Data records:
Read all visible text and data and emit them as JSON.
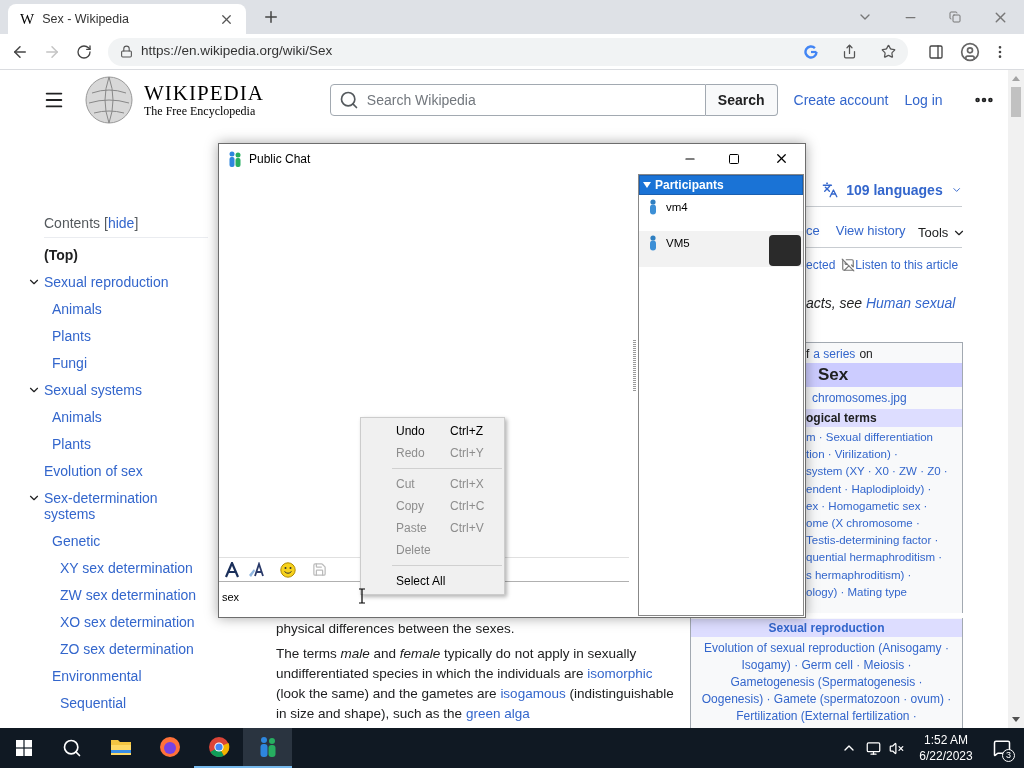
{
  "browser": {
    "tab": {
      "favicon": "W",
      "title": "Sex - Wikipedia",
      "selected": true
    },
    "nav": [
      {
        "kind": "back",
        "disabled": false
      },
      {
        "kind": "forward",
        "disabled": true
      },
      {
        "kind": "reload",
        "disabled": false
      }
    ],
    "url": "https://en.wikipedia.org/wiki/Sex"
  },
  "wiki_header": {
    "wordmark": "WIKIPEDIA",
    "tagline": "The Free Encyclopedia",
    "search_placeholder": "Search Wikipedia",
    "search_button": "Search",
    "links": [
      "Create account",
      "Log in"
    ]
  },
  "toc": {
    "title": "Contents",
    "toggle_open": "[",
    "toggle_label": "hide",
    "toggle_close": "]",
    "items": [
      {
        "label": "(Top)",
        "selected": true
      },
      {
        "label": "Sexual reproduction",
        "selected": false,
        "expanded": true,
        "children": [
          {
            "label": "Animals",
            "selected": false
          },
          {
            "label": "Plants",
            "selected": false
          },
          {
            "label": "Fungi",
            "selected": false
          }
        ]
      },
      {
        "label": "Sexual systems",
        "selected": false,
        "expanded": true,
        "children": [
          {
            "label": "Animals",
            "selected": false
          },
          {
            "label": "Plants",
            "selected": false
          }
        ]
      },
      {
        "label": "Evolution of sex",
        "selected": false
      },
      {
        "label": "Sex-determination systems",
        "selected": false,
        "expanded": true,
        "children": [
          {
            "label": "Genetic",
            "selected": false,
            "children": [
              {
                "label": "XY sex determination",
                "selected": false
              },
              {
                "label": "ZW sex determination",
                "selected": false
              },
              {
                "label": "XO sex determination",
                "selected": false
              },
              {
                "label": "ZO sex determination",
                "selected": false
              }
            ]
          },
          {
            "label": "Environmental",
            "selected": false,
            "children": [
              {
                "label": "Sequential",
                "selected": false
              }
            ]
          }
        ]
      }
    ]
  },
  "page_tools": {
    "languages": "109 languages",
    "tabs": [
      "ce",
      "View history"
    ],
    "tools": "Tools",
    "indicator": "ected",
    "listen": "Listen to this article",
    "hatnote_text": "acts, see ",
    "hatnote_link": "Human sexual"
  },
  "infobox": {
    "series_prefix": "f",
    "series_link": "a series",
    "series_suffix": "on",
    "title": "Sex",
    "image_caption": "chromosomes.jpg",
    "sections": [
      {
        "heading": "ogical terms",
        "lines": [
          "m · Sexual differentiation",
          "tion · Virilization) ·",
          "system (XY · X0 · ZW · Z0 ·",
          "endent · Haplodiploidy) ·",
          "ex · Homogametic sex ·",
          "ome (X chromosome ·",
          "Testis-determining factor ·",
          "quential hermaphroditism ·",
          "s hermaphroditism) ·",
          "ology) · Mating type"
        ]
      },
      {
        "heading": "Sexual reproduction",
        "lines": [
          "Evolution of sexual reproduction (Anisogamy ·",
          "Isogamy) · Germ cell · Meiosis ·",
          "Gametogenesis (Spermatogenesis ·",
          "Oogenesis) · Gamete (spermatozoon · ovum) ·",
          "Fertilization (External fertilization ·"
        ]
      }
    ]
  },
  "article": {
    "paragraphs": [
      [
        {
          "text": "physical differences between the sexes.",
          "link": false
        }
      ],
      [
        {
          "text": "The terms *male* and *female* typically do not apply in sexually undifferentiated species in which the individuals are ",
          "link": false
        },
        {
          "text": "isomorphic",
          "link": true
        },
        {
          "text": " (look the same) and the gametes are ",
          "link": false
        },
        {
          "text": "isogamous",
          "link": true
        },
        {
          "text": " (indistinguishable in size and shape), such as the ",
          "link": false
        },
        {
          "text": "green alga",
          "link": true
        }
      ]
    ]
  },
  "chat": {
    "title": "Public Chat",
    "participants_header": "Participants",
    "participants_expanded": true,
    "participants": [
      {
        "name": "vm4",
        "selected": false,
        "avatar": false
      },
      {
        "name": "VM5",
        "selected": true,
        "avatar": true
      }
    ],
    "toolbar": [
      {
        "kind": "font",
        "disabled": false
      },
      {
        "kind": "color",
        "disabled": false
      },
      {
        "kind": "emoji",
        "disabled": false
      },
      {
        "kind": "save",
        "disabled": true
      }
    ],
    "input_value": "sex",
    "context_menu": [
      {
        "kind": "item",
        "label": "Undo",
        "shortcut": "Ctrl+Z",
        "disabled": false
      },
      {
        "kind": "item",
        "label": "Redo",
        "shortcut": "Ctrl+Y",
        "disabled": true
      },
      {
        "kind": "separator"
      },
      {
        "kind": "item",
        "label": "Cut",
        "shortcut": "Ctrl+X",
        "disabled": true
      },
      {
        "kind": "item",
        "label": "Copy",
        "shortcut": "Ctrl+C",
        "disabled": true
      },
      {
        "kind": "item",
        "label": "Paste",
        "shortcut": "Ctrl+V",
        "disabled": true
      },
      {
        "kind": "item",
        "label": "Delete",
        "disabled": true
      },
      {
        "kind": "separator"
      },
      {
        "kind": "item",
        "label": "Select All",
        "disabled": false
      }
    ]
  },
  "taskbar": {
    "apps": [
      {
        "kind": "explorer",
        "running": false,
        "active": false
      },
      {
        "kind": "firefox",
        "running": false,
        "active": false
      },
      {
        "kind": "chrome",
        "running": true,
        "active": false
      },
      {
        "kind": "chat",
        "running": true,
        "active": true
      }
    ],
    "time": "1:52 AM",
    "date": "6/22/2023",
    "notifications": "3"
  }
}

Exercise aim: The response should consist of the entries above, given again exactly and free of pictures.

Task solution:
Read all visible text and data and emit them as JSON.
{
  "browser": {
    "tab": {
      "favicon": "W",
      "title": "Sex - Wikipedia",
      "selected": true
    },
    "nav": [
      {
        "kind": "back",
        "disabled": false
      },
      {
        "kind": "forward",
        "disabled": true
      },
      {
        "kind": "reload",
        "disabled": false
      }
    ],
    "url": "https://en.wikipedia.org/wiki/Sex"
  },
  "wiki_header": {
    "wordmark": "WIKIPEDIA",
    "tagline": "The Free Encyclopedia",
    "search_placeholder": "Search Wikipedia",
    "search_button": "Search",
    "links": [
      "Create account",
      "Log in"
    ]
  },
  "toc": {
    "title": "Contents",
    "toggle_open": "[",
    "toggle_label": "hide",
    "toggle_close": "]",
    "items": [
      {
        "label": "(Top)",
        "selected": true
      },
      {
        "label": "Sexual reproduction",
        "selected": false,
        "expanded": true,
        "children": [
          {
            "label": "Animals",
            "selected": false
          },
          {
            "label": "Plants",
            "selected": false
          },
          {
            "label": "Fungi",
            "selected": false
          }
        ]
      },
      {
        "label": "Sexual systems",
        "selected": false,
        "expanded": true,
        "children": [
          {
            "label": "Animals",
            "selected": false
          },
          {
            "label": "Plants",
            "selected": false
          }
        ]
      },
      {
        "label": "Evolution of sex",
        "selected": false
      },
      {
        "label": "Sex-determination systems",
        "selected": false,
        "expanded": true,
        "children": [
          {
            "label": "Genetic",
            "selected": false,
            "children": [
              {
                "label": "XY sex determination",
                "selected": false
              },
              {
                "label": "ZW sex determination",
                "selected": false
              },
              {
                "label": "XO sex determination",
                "selected": false
              },
              {
                "label": "ZO sex determination",
                "selected": false
              }
            ]
          },
          {
            "label": "Environmental",
            "selected": false,
            "children": [
              {
                "label": "Sequential",
                "selected": false
              }
            ]
          }
        ]
      }
    ]
  },
  "page_tools": {
    "languages": "109 languages",
    "tabs": [
      "ce",
      "View history"
    ],
    "tools": "Tools",
    "indicator": "ected",
    "listen": "Listen to this article",
    "hatnote_text": "acts, see ",
    "hatnote_link": "Human sexual"
  },
  "infobox": {
    "series_prefix": "f",
    "series_link": "a series",
    "series_suffix": "on",
    "title": "Sex",
    "image_caption": "chromosomes.jpg",
    "sections": [
      {
        "heading": "ogical terms",
        "lines": [
          "m · Sexual differentiation",
          "tion · Virilization) ·",
          "system (XY · X0 · ZW · Z0 ·",
          "endent · Haplodiploidy) ·",
          "ex · Homogametic sex ·",
          "ome (X chromosome ·",
          "Testis-determining factor ·",
          "quential hermaphroditism ·",
          "s hermaphroditism) ·",
          "ology) · Mating type"
        ]
      },
      {
        "heading": "Sexual reproduction",
        "lines": [
          "Evolution of sexual reproduction (Anisogamy ·",
          "Isogamy) · Germ cell · Meiosis ·",
          "Gametogenesis (Spermatogenesis ·",
          "Oogenesis) · Gamete (spermatozoon · ovum) ·",
          "Fertilization (External fertilization ·"
        ]
      }
    ]
  },
  "article": {
    "paragraphs": [
      [
        {
          "text": "physical differences between the sexes.",
          "link": false
        }
      ],
      [
        {
          "text": "The terms *male* and *female* typically do not apply in sexually undifferentiated species in which the individuals are ",
          "link": false
        },
        {
          "text": "isomorphic",
          "link": true
        },
        {
          "text": " (look the same) and the gametes are ",
          "link": false
        },
        {
          "text": "isogamous",
          "link": true
        },
        {
          "text": " (indistinguishable in size and shape), such as the ",
          "link": false
        },
        {
          "text": "green alga",
          "link": true
        }
      ]
    ]
  },
  "chat": {
    "title": "Public Chat",
    "participants_header": "Participants",
    "participants_expanded": true,
    "participants": [
      {
        "name": "vm4",
        "selected": false,
        "avatar": false
      },
      {
        "name": "VM5",
        "selected": true,
        "avatar": true
      }
    ],
    "toolbar": [
      {
        "kind": "font",
        "disabled": false
      },
      {
        "kind": "color",
        "disabled": false
      },
      {
        "kind": "emoji",
        "disabled": false
      },
      {
        "kind": "save",
        "disabled": true
      }
    ],
    "input_value": "sex",
    "context_menu": [
      {
        "kind": "item",
        "label": "Undo",
        "shortcut": "Ctrl+Z",
        "disabled": false
      },
      {
        "kind": "item",
        "label": "Redo",
        "shortcut": "Ctrl+Y",
        "disabled": true
      },
      {
        "kind": "separator"
      },
      {
        "kind": "item",
        "label": "Cut",
        "shortcut": "Ctrl+X",
        "disabled": true
      },
      {
        "kind": "item",
        "label": "Copy",
        "shortcut": "Ctrl+C",
        "disabled": true
      },
      {
        "kind": "item",
        "label": "Paste",
        "shortcut": "Ctrl+V",
        "disabled": true
      },
      {
        "kind": "item",
        "label": "Delete",
        "disabled": true
      },
      {
        "kind": "separator"
      },
      {
        "kind": "item",
        "label": "Select All",
        "disabled": false
      }
    ]
  },
  "taskbar": {
    "apps": [
      {
        "kind": "explorer",
        "running": false,
        "active": false
      },
      {
        "kind": "firefox",
        "running": false,
        "active": false
      },
      {
        "kind": "chrome",
        "running": true,
        "active": false
      },
      {
        "kind": "chat",
        "running": true,
        "active": true
      }
    ],
    "time": "1:52 AM",
    "date": "6/22/2023",
    "notifications": "3"
  }
}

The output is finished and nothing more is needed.